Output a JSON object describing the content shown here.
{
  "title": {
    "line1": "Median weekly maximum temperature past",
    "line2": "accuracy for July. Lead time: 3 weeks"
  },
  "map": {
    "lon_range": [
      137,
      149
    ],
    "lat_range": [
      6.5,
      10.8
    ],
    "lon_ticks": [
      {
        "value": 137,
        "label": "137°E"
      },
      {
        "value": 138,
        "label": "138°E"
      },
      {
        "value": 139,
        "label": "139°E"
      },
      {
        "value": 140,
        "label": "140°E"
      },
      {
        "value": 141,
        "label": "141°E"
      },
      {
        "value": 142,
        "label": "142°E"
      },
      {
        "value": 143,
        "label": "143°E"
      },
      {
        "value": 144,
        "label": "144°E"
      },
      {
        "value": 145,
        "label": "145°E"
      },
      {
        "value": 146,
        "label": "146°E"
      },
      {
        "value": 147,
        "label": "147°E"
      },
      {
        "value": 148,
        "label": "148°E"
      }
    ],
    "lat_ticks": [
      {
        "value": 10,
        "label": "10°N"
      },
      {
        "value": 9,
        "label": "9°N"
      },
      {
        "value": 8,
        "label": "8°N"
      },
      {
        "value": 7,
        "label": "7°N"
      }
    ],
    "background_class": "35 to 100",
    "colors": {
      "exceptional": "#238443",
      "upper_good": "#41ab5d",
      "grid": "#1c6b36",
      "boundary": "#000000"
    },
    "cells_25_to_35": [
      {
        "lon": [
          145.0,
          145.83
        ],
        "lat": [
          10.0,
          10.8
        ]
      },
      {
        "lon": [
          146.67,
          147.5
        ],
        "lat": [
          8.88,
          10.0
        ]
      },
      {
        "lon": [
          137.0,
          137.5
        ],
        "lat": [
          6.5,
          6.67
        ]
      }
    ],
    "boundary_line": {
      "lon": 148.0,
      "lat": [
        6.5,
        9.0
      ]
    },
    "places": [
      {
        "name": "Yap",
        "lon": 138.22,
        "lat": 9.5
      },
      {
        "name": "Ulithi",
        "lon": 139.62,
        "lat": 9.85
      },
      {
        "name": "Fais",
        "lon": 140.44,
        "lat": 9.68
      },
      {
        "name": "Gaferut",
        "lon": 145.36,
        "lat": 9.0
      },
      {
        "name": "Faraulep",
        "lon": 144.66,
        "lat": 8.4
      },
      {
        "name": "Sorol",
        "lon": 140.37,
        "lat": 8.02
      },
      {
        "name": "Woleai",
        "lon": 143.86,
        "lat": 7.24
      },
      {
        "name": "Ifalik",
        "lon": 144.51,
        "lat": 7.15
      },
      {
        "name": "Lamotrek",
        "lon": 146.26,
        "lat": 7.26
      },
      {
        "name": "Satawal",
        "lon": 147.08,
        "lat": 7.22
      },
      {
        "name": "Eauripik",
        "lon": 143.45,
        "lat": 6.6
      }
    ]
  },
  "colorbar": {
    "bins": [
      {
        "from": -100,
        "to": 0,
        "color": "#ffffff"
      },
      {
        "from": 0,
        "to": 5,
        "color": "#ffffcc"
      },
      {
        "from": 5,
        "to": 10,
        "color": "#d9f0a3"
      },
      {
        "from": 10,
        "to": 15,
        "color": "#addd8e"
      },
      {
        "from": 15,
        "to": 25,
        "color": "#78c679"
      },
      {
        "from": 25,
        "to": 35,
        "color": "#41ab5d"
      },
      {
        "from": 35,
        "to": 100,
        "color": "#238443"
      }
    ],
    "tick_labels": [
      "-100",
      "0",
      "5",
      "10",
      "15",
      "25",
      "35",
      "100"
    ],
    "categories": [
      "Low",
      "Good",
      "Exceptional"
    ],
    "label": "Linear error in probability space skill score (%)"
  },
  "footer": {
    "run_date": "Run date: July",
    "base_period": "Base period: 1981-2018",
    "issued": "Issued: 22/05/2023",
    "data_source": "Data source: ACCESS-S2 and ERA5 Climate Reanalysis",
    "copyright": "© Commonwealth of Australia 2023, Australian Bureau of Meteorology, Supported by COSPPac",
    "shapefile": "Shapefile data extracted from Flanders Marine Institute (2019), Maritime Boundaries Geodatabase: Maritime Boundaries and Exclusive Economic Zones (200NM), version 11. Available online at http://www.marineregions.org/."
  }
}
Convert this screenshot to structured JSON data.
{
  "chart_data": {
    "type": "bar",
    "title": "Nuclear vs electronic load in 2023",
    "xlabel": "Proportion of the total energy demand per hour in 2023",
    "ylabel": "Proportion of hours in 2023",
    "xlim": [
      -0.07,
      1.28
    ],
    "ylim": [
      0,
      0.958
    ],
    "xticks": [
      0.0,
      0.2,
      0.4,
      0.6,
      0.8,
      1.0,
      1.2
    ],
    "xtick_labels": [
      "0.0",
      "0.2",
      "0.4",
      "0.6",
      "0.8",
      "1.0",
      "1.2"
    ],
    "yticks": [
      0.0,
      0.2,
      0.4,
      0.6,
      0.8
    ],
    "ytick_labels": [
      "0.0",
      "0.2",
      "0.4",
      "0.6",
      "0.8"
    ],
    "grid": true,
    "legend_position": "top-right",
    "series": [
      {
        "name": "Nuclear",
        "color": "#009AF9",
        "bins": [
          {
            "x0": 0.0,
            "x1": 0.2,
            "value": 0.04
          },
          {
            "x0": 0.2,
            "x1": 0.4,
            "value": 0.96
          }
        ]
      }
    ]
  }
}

──────────────────────────────

→ **Exercise**: Give all the entries again exactly; leave none out.

→ **Answer to this problem**:
Output a JSON object describing the content shown here.
{
  "title": {
    "line1": "Median weekly maximum temperature past",
    "line2": "accuracy for July. Lead time: 3 weeks"
  },
  "map": {
    "lon_range": [
      137,
      149
    ],
    "lat_range": [
      6.5,
      10.8
    ],
    "lon_ticks": [
      {
        "value": 137,
        "label": "137°E"
      },
      {
        "value": 138,
        "label": "138°E"
      },
      {
        "value": 139,
        "label": "139°E"
      },
      {
        "value": 140,
        "label": "140°E"
      },
      {
        "value": 141,
        "label": "141°E"
      },
      {
        "value": 142,
        "label": "142°E"
      },
      {
        "value": 143,
        "label": "143°E"
      },
      {
        "value": 144,
        "label": "144°E"
      },
      {
        "value": 145,
        "label": "145°E"
      },
      {
        "value": 146,
        "label": "146°E"
      },
      {
        "value": 147,
        "label": "147°E"
      },
      {
        "value": 148,
        "label": "148°E"
      }
    ],
    "lat_ticks": [
      {
        "value": 10,
        "label": "10°N"
      },
      {
        "value": 9,
        "label": "9°N"
      },
      {
        "value": 8,
        "label": "8°N"
      },
      {
        "value": 7,
        "label": "7°N"
      }
    ],
    "background_class": "35 to 100",
    "colors": {
      "exceptional": "#238443",
      "upper_good": "#41ab5d",
      "grid": "#1c6b36",
      "boundary": "#000000"
    },
    "cells_25_to_35": [
      {
        "lon": [
          145.0,
          145.83
        ],
        "lat": [
          10.0,
          10.8
        ]
      },
      {
        "lon": [
          146.67,
          147.5
        ],
        "lat": [
          8.88,
          10.0
        ]
      },
      {
        "lon": [
          137.0,
          137.5
        ],
        "lat": [
          6.5,
          6.67
        ]
      }
    ],
    "boundary_line": {
      "lon": 148.0,
      "lat": [
        6.5,
        9.0
      ]
    },
    "places": [
      {
        "name": "Yap",
        "lon": 138.22,
        "lat": 9.5
      },
      {
        "name": "Ulithi",
        "lon": 139.62,
        "lat": 9.85
      },
      {
        "name": "Fais",
        "lon": 140.44,
        "lat": 9.68
      },
      {
        "name": "Gaferut",
        "lon": 145.36,
        "lat": 9.0
      },
      {
        "name": "Faraulep",
        "lon": 144.66,
        "lat": 8.4
      },
      {
        "name": "Sorol",
        "lon": 140.37,
        "lat": 8.02
      },
      {
        "name": "Woleai",
        "lon": 143.86,
        "lat": 7.24
      },
      {
        "name": "Ifalik",
        "lon": 144.51,
        "lat": 7.15
      },
      {
        "name": "Lamotrek",
        "lon": 146.26,
        "lat": 7.26
      },
      {
        "name": "Satawal",
        "lon": 147.08,
        "lat": 7.22
      },
      {
        "name": "Eauripik",
        "lon": 143.45,
        "lat": 6.6
      }
    ]
  },
  "colorbar": {
    "bins": [
      {
        "from": -100,
        "to": 0,
        "color": "#ffffff"
      },
      {
        "from": 0,
        "to": 5,
        "color": "#ffffcc"
      },
      {
        "from": 5,
        "to": 10,
        "color": "#d9f0a3"
      },
      {
        "from": 10,
        "to": 15,
        "color": "#addd8e"
      },
      {
        "from": 15,
        "to": 25,
        "color": "#78c679"
      },
      {
        "from": 25,
        "to": 35,
        "color": "#41ab5d"
      },
      {
        "from": 35,
        "to": 100,
        "color": "#238443"
      }
    ],
    "tick_labels": [
      "-100",
      "0",
      "5",
      "10",
      "15",
      "25",
      "35",
      "100"
    ],
    "categories": [
      "Low",
      "Good",
      "Exceptional"
    ],
    "label": "Linear error in probability space skill score (%)"
  },
  "footer": {
    "run_date": "Run date: July",
    "base_period": "Base period: 1981-2018",
    "issued": "Issued: 22/05/2023",
    "data_source": "Data source: ACCESS-S2 and ERA5 Climate Reanalysis",
    "copyright": "© Commonwealth of Australia 2023, Australian Bureau of Meteorology, Supported by COSPPac",
    "shapefile": "Shapefile data extracted from Flanders Marine Institute (2019), Maritime Boundaries Geodatabase: Maritime Boundaries and Exclusive Economic Zones (200NM), version 11. Available online at http://www.marineregions.org/."
  }
}
Convert this screenshot to structured JSON data.
{
  "chart_data": {
    "type": "bar",
    "title": "Nuclear vs electronic load in 2023",
    "xlabel": "Proportion of the total energy demand per hour in 2023",
    "ylabel": "Proportion of hours in 2023",
    "xlim": [
      -0.07,
      1.28
    ],
    "ylim": [
      0,
      0.958
    ],
    "xticks": [
      0.0,
      0.2,
      0.4,
      0.6,
      0.8,
      1.0,
      1.2
    ],
    "xtick_labels": [
      "0.0",
      "0.2",
      "0.4",
      "0.6",
      "0.8",
      "1.0",
      "1.2"
    ],
    "yticks": [
      0.0,
      0.2,
      0.4,
      0.6,
      0.8
    ],
    "ytick_labels": [
      "0.0",
      "0.2",
      "0.4",
      "0.6",
      "0.8"
    ],
    "grid": true,
    "legend_position": "top-right",
    "series": [
      {
        "name": "Nuclear",
        "color": "#009AF9",
        "bins": [
          {
            "x0": 0.0,
            "x1": 0.2,
            "value": 0.04
          },
          {
            "x0": 0.2,
            "x1": 0.4,
            "value": 0.96
          }
        ]
      }
    ]
  }
}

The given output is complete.